REQUIREMENT: For the copy, please give all of the data again exactly and leave the pictures out.

——————

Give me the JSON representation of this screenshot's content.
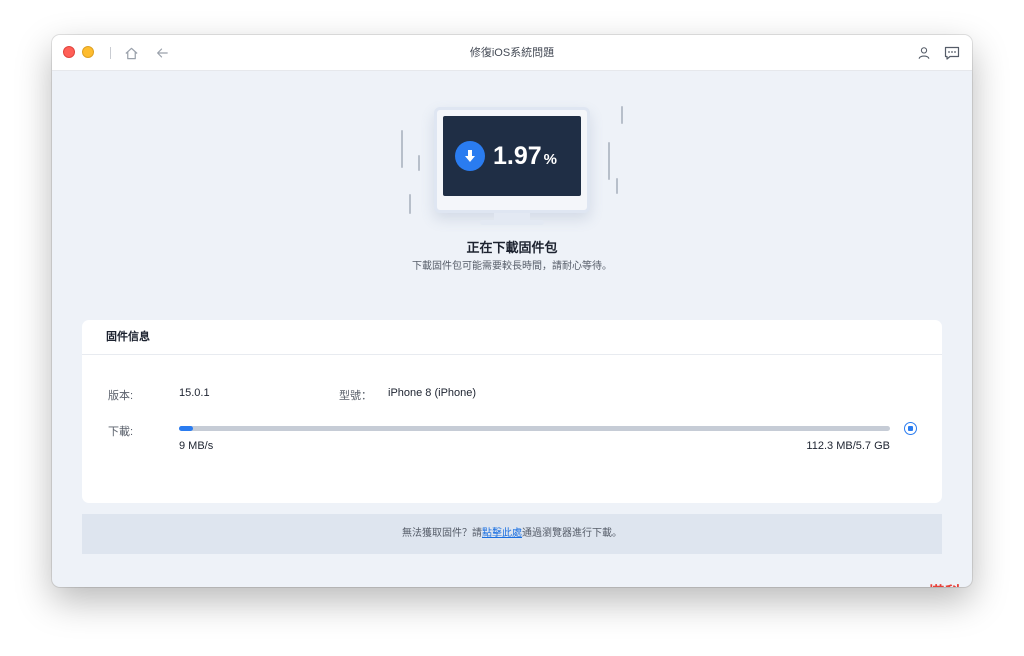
{
  "window": {
    "title": "修復iOS系統問題"
  },
  "hero": {
    "percent_value": "1.97",
    "percent_unit": "%",
    "progress_fraction": 0.0197,
    "title": "正在下載固件包",
    "subtitle": "下載固件包可能需要較長時間，請耐心等待。"
  },
  "firmware": {
    "card_title": "固件信息",
    "version_label": "版本:",
    "version_value": "15.0.1",
    "model_label": "型號：",
    "model_value": "iPhone 8 (iPhone)",
    "download_label": "下載:",
    "speed": "9 MB/s",
    "size_progress": "112.3 MB/5.7 GB"
  },
  "footer": {
    "text_before": "無法獲取固件？請",
    "link_text": "點擊此處",
    "text_after": "通過瀏覽器進行下載。"
  },
  "watermark": {
    "text": "塔科女子"
  },
  "colors": {
    "accent": "#2a7cf0",
    "screen": "#1f2e45",
    "window_bg": "#eef2f8"
  }
}
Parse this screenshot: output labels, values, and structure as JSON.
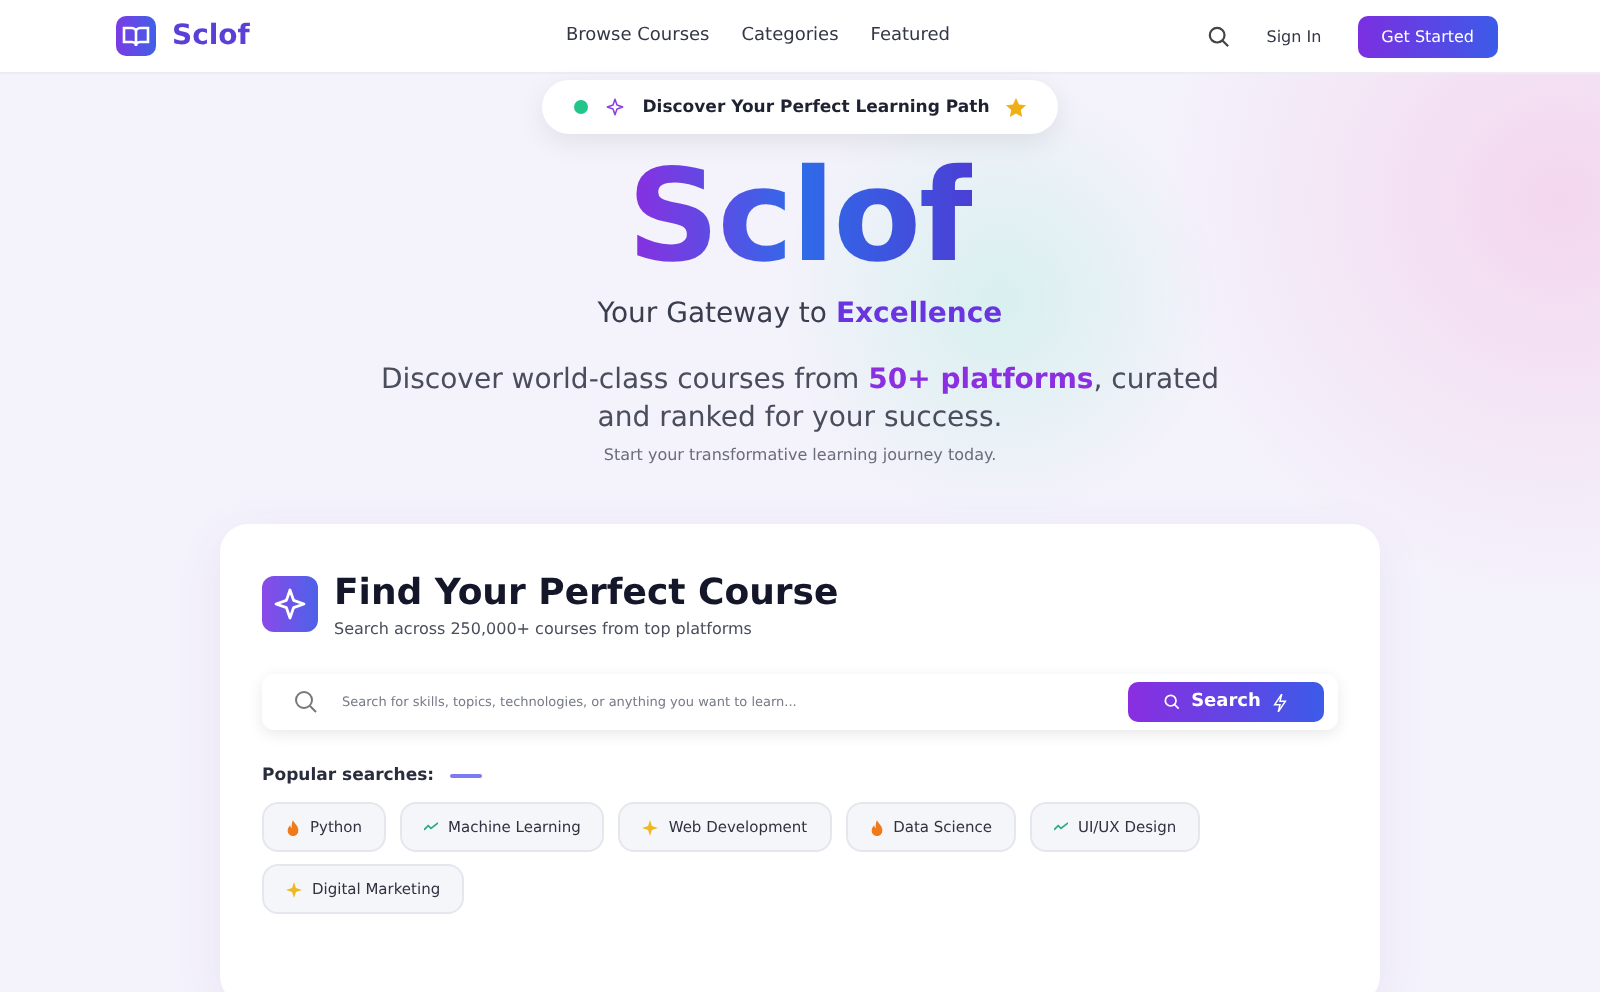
{
  "nav": {
    "logo": "Sclof",
    "links": [
      "Browse Courses",
      "Categories",
      "Featured"
    ],
    "sign_in": "Sign In",
    "cta": "Get Started"
  },
  "badge": {
    "text": "Discover Your Perfect Learning Path"
  },
  "hero": {
    "title": "Sclof",
    "tagline": "Your Gateway to **Excellence**",
    "description": "Discover world-class courses from **50+ platforms**, curated and ranked for your success.",
    "subtext": "Start your transformative learning journey today."
  },
  "finder": {
    "title": "Find Your Perfect Course",
    "subtitle": "Search across 250,000+ courses from top platforms",
    "placeholder": "Search for skills, topics, technologies, or anything you want to learn...",
    "button": "Search",
    "popular_label": "Popular searches:",
    "chips": [
      {
        "label": "Python",
        "kind": "hot"
      },
      {
        "label": "Machine Learning",
        "kind": "trending"
      },
      {
        "label": "Web Development",
        "kind": "new"
      },
      {
        "label": "Data Science",
        "kind": "hot"
      },
      {
        "label": "UI/UX Design",
        "kind": "trending"
      },
      {
        "label": "Digital Marketing",
        "kind": "new"
      }
    ]
  }
}
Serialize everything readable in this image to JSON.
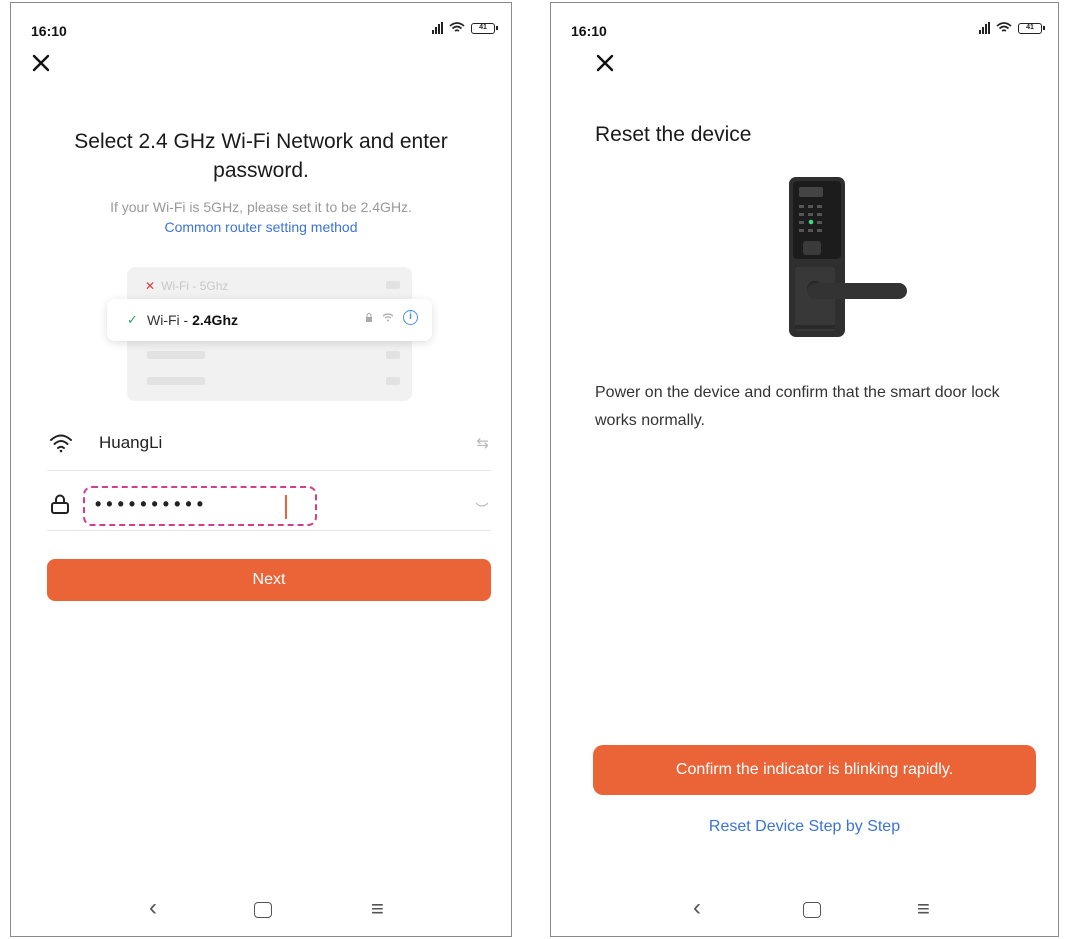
{
  "left": {
    "status_time": "16:10",
    "battery": "41",
    "title": "Select 2.4 GHz Wi-Fi Network and enter password.",
    "hint": "If your Wi-Fi is 5GHz, please set it to be 2.4GHz.",
    "router_link": "Common router setting method",
    "illus_5g_label": "Wi-Fi - 5Ghz",
    "illus_24_prefix": "Wi-Fi - ",
    "illus_24_bold": "2.4Ghz",
    "ssid": "HuangLi",
    "password_mask": "••••••••••",
    "next_label": "Next"
  },
  "right": {
    "status_time": "16:10",
    "battery": "41",
    "title": "Reset the device",
    "description": "Power on the device and confirm that the smart door lock works normally.",
    "confirm_label": "Confirm the indicator is blinking rapidly.",
    "reset_link": "Reset Device Step by Step"
  },
  "icons": {
    "close": "close-icon",
    "wifi": "wifi-icon",
    "lock": "lock-icon",
    "switch": "switch-network-icon",
    "eye": "eye-closed-icon",
    "back": "nav-back-icon",
    "home": "nav-home-icon",
    "menu": "nav-menu-icon"
  },
  "colors": {
    "accent": "#ea6438",
    "link": "#3b74d6",
    "highlight_dash": "#d43d8d",
    "check_green": "#2ea36b"
  }
}
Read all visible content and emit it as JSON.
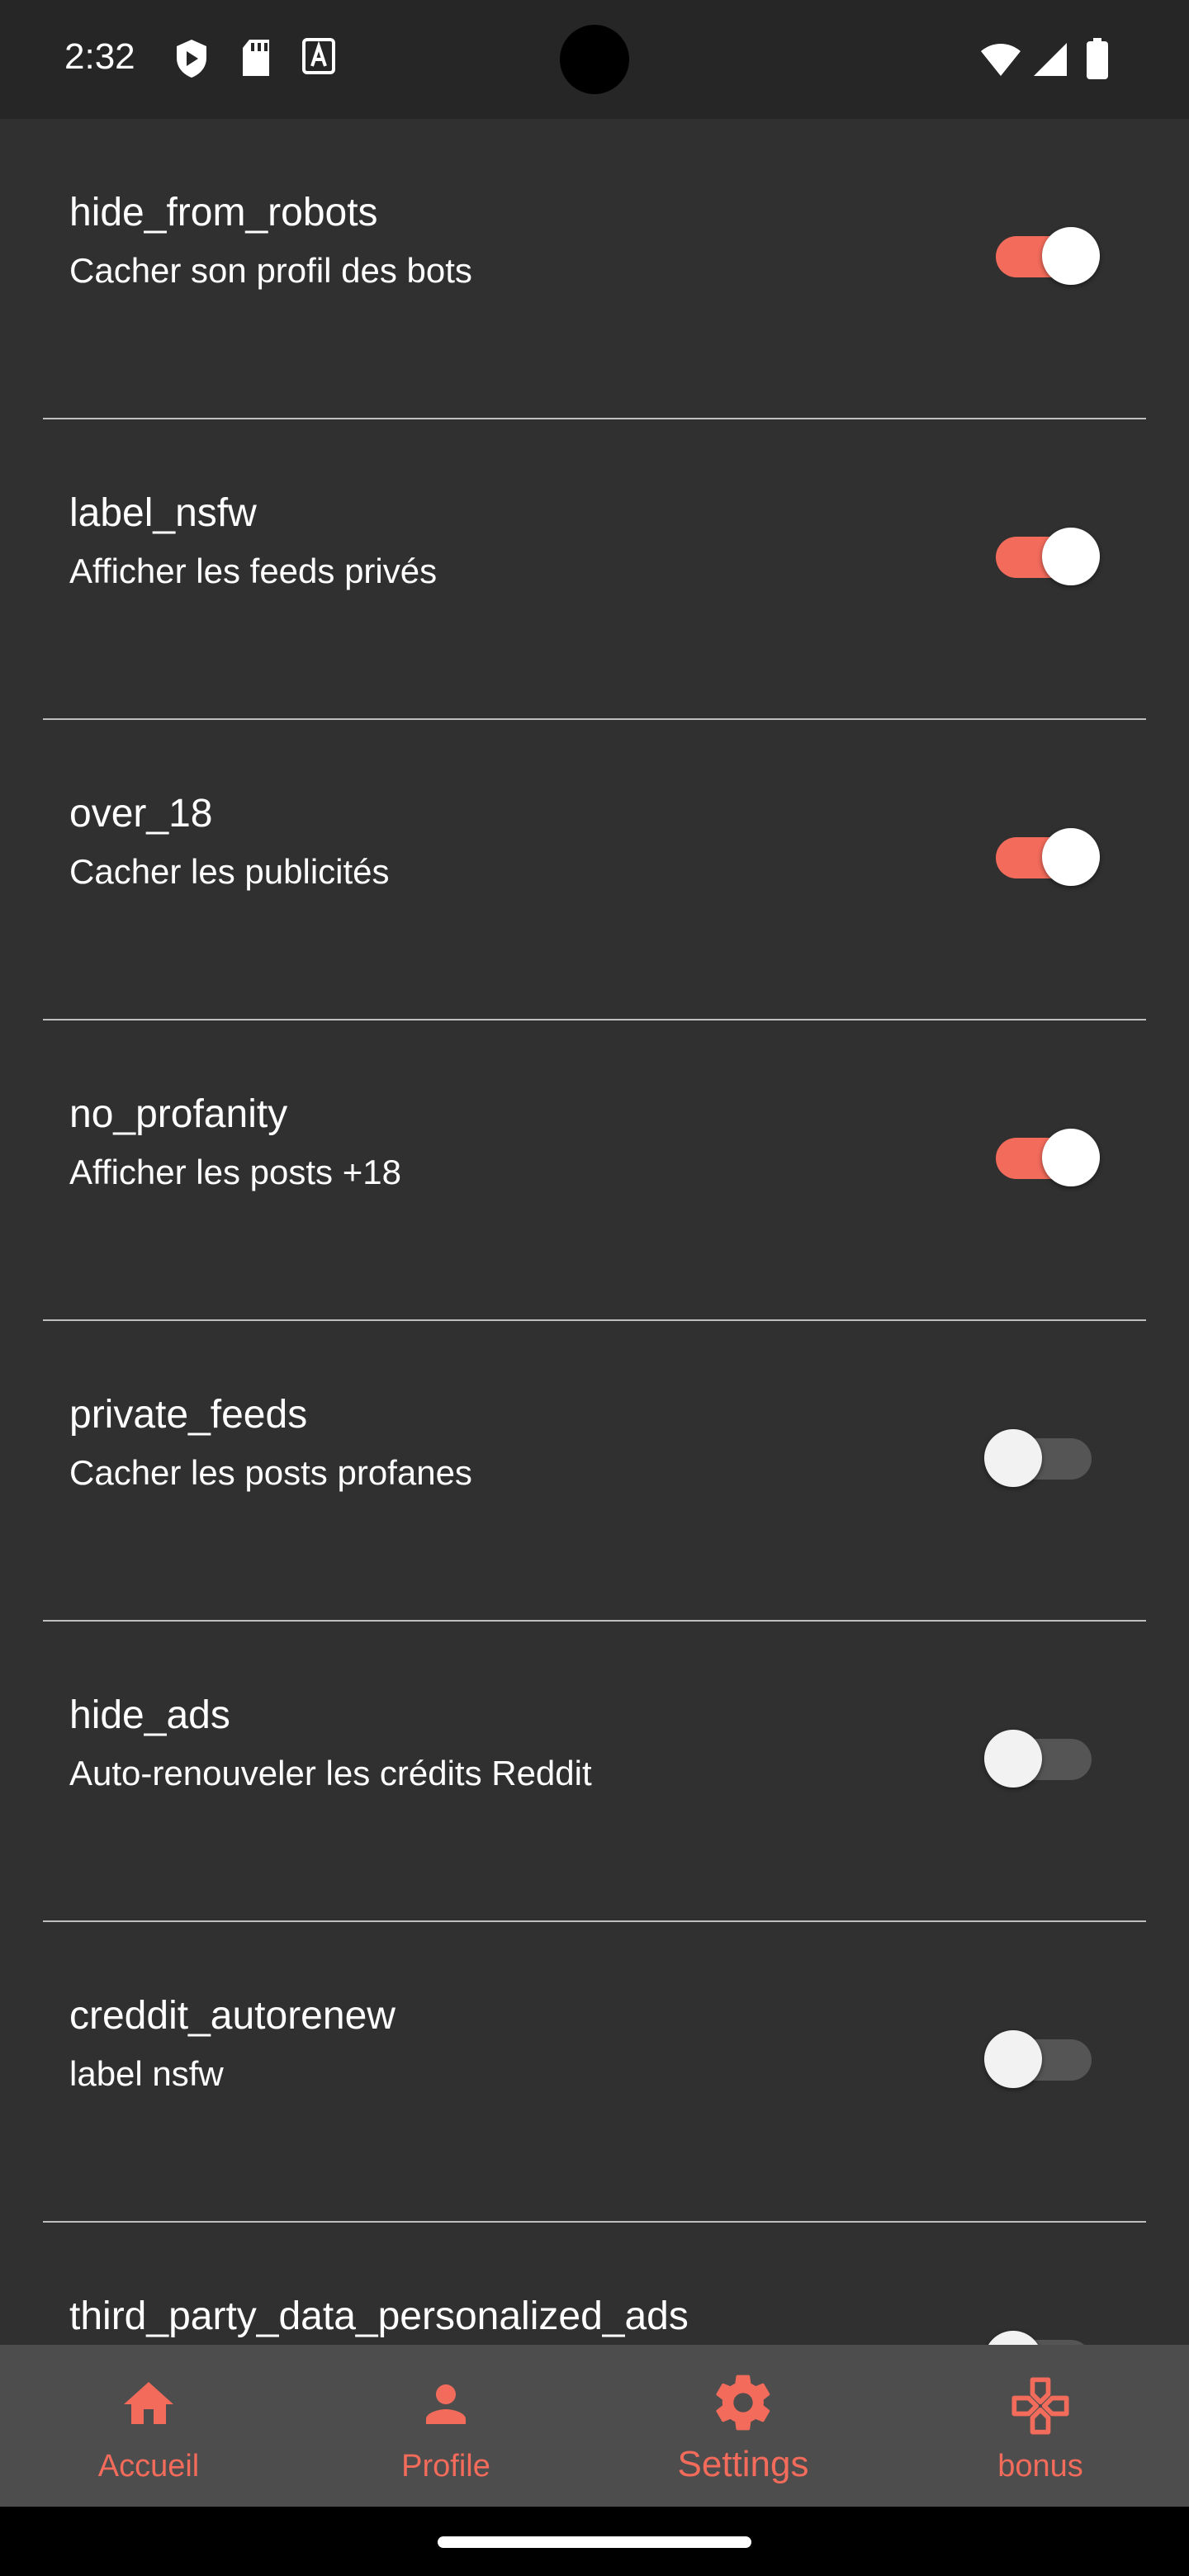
{
  "status_bar": {
    "time": "2:32",
    "icons": [
      "shield-icon",
      "sd-card-icon",
      "text-a-icon",
      "wifi-icon",
      "signal-icon",
      "battery-icon"
    ]
  },
  "colors": {
    "accent": "#f26b5b",
    "background": "#303030",
    "nav_background": "#4d4d4d"
  },
  "settings": [
    {
      "title": "hide_from_robots",
      "description": "Cacher son profil des bots",
      "enabled": true
    },
    {
      "title": "label_nsfw",
      "description": "Afficher les feeds privés",
      "enabled": true
    },
    {
      "title": "over_18",
      "description": "Cacher les publicités",
      "enabled": true
    },
    {
      "title": "no_profanity",
      "description": "Afficher les posts +18",
      "enabled": true
    },
    {
      "title": "private_feeds",
      "description": "Cacher les posts profanes",
      "enabled": false
    },
    {
      "title": "hide_ads",
      "description": "Auto-renouveler les crédits Reddit",
      "enabled": false
    },
    {
      "title": "creddit_autorenew",
      "description": "label nsfw",
      "enabled": false
    },
    {
      "title": "third_party_data_personalized_ads",
      "description": "",
      "enabled": false
    }
  ],
  "bottom_nav": {
    "items": [
      {
        "label": "Accueil",
        "icon": "home-icon"
      },
      {
        "label": "Profile",
        "icon": "person-icon"
      },
      {
        "label": "Settings",
        "icon": "gear-icon",
        "active": true
      },
      {
        "label": "bonus",
        "icon": "gamepad-icon"
      }
    ]
  }
}
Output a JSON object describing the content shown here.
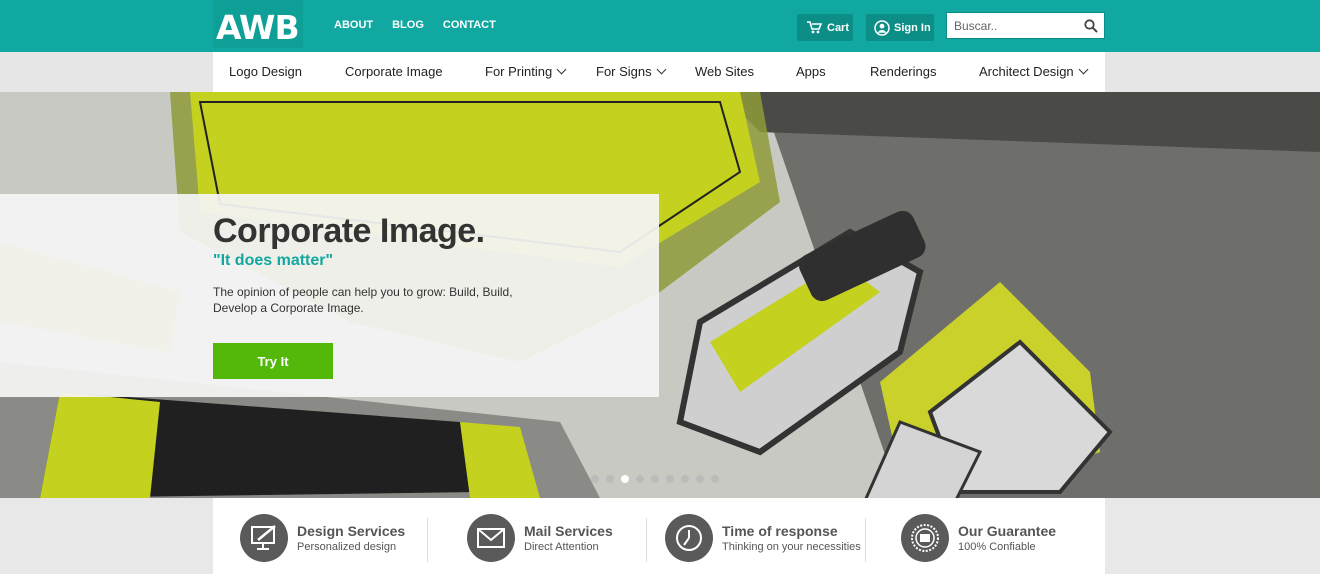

——————

FINISHED ANSWER:
Give me the JSON representation of this screenshot's content.
{
  "window": {
    "title": "修復iOS系統問題"
  },
  "hero": {
    "percent_value": "1.97",
    "percent_unit": "%",
    "progress_fraction": 0.0197,
    "title": "正在下載固件包",
    "subtitle": "下載固件包可能需要較長時間，請耐心等待。"
  },
  "firmware": {
    "card_title": "固件信息",
    "version_label": "版本:",
    "version_value": "15.0.1",
    "model_label": "型號：",
    "model_value": "iPhone 8 (iPhone)",
    "download_label": "下載:",
    "speed": "9 MB/s",
    "size_progress": "112.3 MB/5.7 GB"
  },
  "footer": {
    "text_before": "無法獲取固件？請",
    "link_text": "點擊此處",
    "text_after": "通過瀏覽器進行下載。"
  },
  "watermark": {
    "text": "塔科女子"
  },
  "colors": {
    "accent": "#2a7cf0",
    "screen": "#1f2e45",
    "window_bg": "#eef2f8"
  }
}
Parse this screenshot: output labels, values, and structure as JSON.
{
  "nav": {
    "logo": "Sclof",
    "links": [
      "Browse Courses",
      "Categories",
      "Featured"
    ],
    "sign_in": "Sign In",
    "cta": "Get Started"
  },
  "badge": {
    "text": "Discover Your Perfect Learning Path"
  },
  "hero": {
    "title": "Sclof",
    "tagline": "Your Gateway to **Excellence**",
    "description": "Discover world-class courses from **50+ platforms**, curated and ranked for your success.",
    "subtext": "Start your transformative learning journey today."
  },
  "finder": {
    "title": "Find Your Perfect Course",
    "subtitle": "Search across 250,000+ courses from top platforms",
    "placeholder": "Search for skills, topics, technologies, or anything you want to learn...",
    "button": "Search",
    "popular_label": "Popular searches:",
    "chips": [
      {
        "label": "Python",
        "kind": "hot"
      },
      {
        "label": "Machine Learning",
        "kind": "trending"
      },
      {
        "label": "Web Development",
        "kind": "new"
      },
      {
        "label": "Data Science",
        "kind": "hot"
      },
      {
        "label": "UI/UX Design",
        "kind": "trending"
      },
      {
        "label": "Digital Marketing",
        "kind": "new"
      }
    ]
  }
}
Serialize everything readable in this image to JSON.
{
  "left": {
    "status_time": "16:10",
    "battery": "41",
    "title": "Select 2.4 GHz Wi-Fi Network and enter password.",
    "hint": "If your Wi-Fi is 5GHz, please set it to be 2.4GHz.",
    "router_link": "Common router setting method",
    "illus_5g_label": "Wi-Fi - 5Ghz",
    "illus_24_prefix": "Wi-Fi - ",
    "illus_24_bold": "2.4Ghz",
    "ssid": "HuangLi",
    "password_mask": "••••••••••",
    "next_label": "Next"
  },
  "right": {
    "status_time": "16:10",
    "battery": "41",
    "title": "Reset the device",
    "description": "Power on the device and confirm that the smart door lock works normally.",
    "confirm_label": "Confirm the indicator is blinking rapidly.",
    "reset_link": "Reset Device Step by Step"
  },
  "icons": {
    "close": "close-icon",
    "wifi": "wifi-icon",
    "lock": "lock-icon",
    "switch": "switch-network-icon",
    "eye": "eye-closed-icon",
    "back": "nav-back-icon",
    "home": "nav-home-icon",
    "menu": "nav-menu-icon"
  },
  "colors": {
    "accent": "#ea6438",
    "link": "#3b74d6",
    "highlight_dash": "#d43d8d",
    "check_green": "#2ea36b"
  }
}
Read all visible content and emit it as JSON.
{
  "status_bar": {
    "time": "2:32",
    "icons": [
      "shield-icon",
      "sd-card-icon",
      "text-a-icon",
      "wifi-icon",
      "signal-icon",
      "battery-icon"
    ]
  },
  "colors": {
    "accent": "#f26b5b",
    "background": "#303030",
    "nav_background": "#4d4d4d"
  },
  "settings": [
    {
      "title": "hide_from_robots",
      "description": "Cacher son profil des bots",
      "enabled": true
    },
    {
      "title": "label_nsfw",
      "description": "Afficher les feeds privés",
      "enabled": true
    },
    {
      "title": "over_18",
      "description": "Cacher les publicités",
      "enabled": true
    },
    {
      "title": "no_profanity",
      "description": "Afficher les posts +18",
      "enabled": true
    },
    {
      "title": "private_feeds",
      "description": "Cacher les posts profanes",
      "enabled": false
    },
    {
      "title": "hide_ads",
      "description": "Auto-renouveler les crédits Reddit",
      "enabled": false
    },
    {
      "title": "creddit_autorenew",
      "description": "label nsfw",
      "enabled": false
    },
    {
      "title": "third_party_data_personalized_ads",
      "description": "",
      "enabled": false
    }
  ],
  "bottom_nav": {
    "items": [
      {
        "label": "Accueil",
        "icon": "home-icon"
      },
      {
        "label": "Profile",
        "icon": "person-icon"
      },
      {
        "label": "Settings",
        "icon": "gear-icon",
        "active": true
      },
      {
        "label": "bonus",
        "icon": "gamepad-icon"
      }
    ]
  }
}
Output a JSON object describing the content shown here.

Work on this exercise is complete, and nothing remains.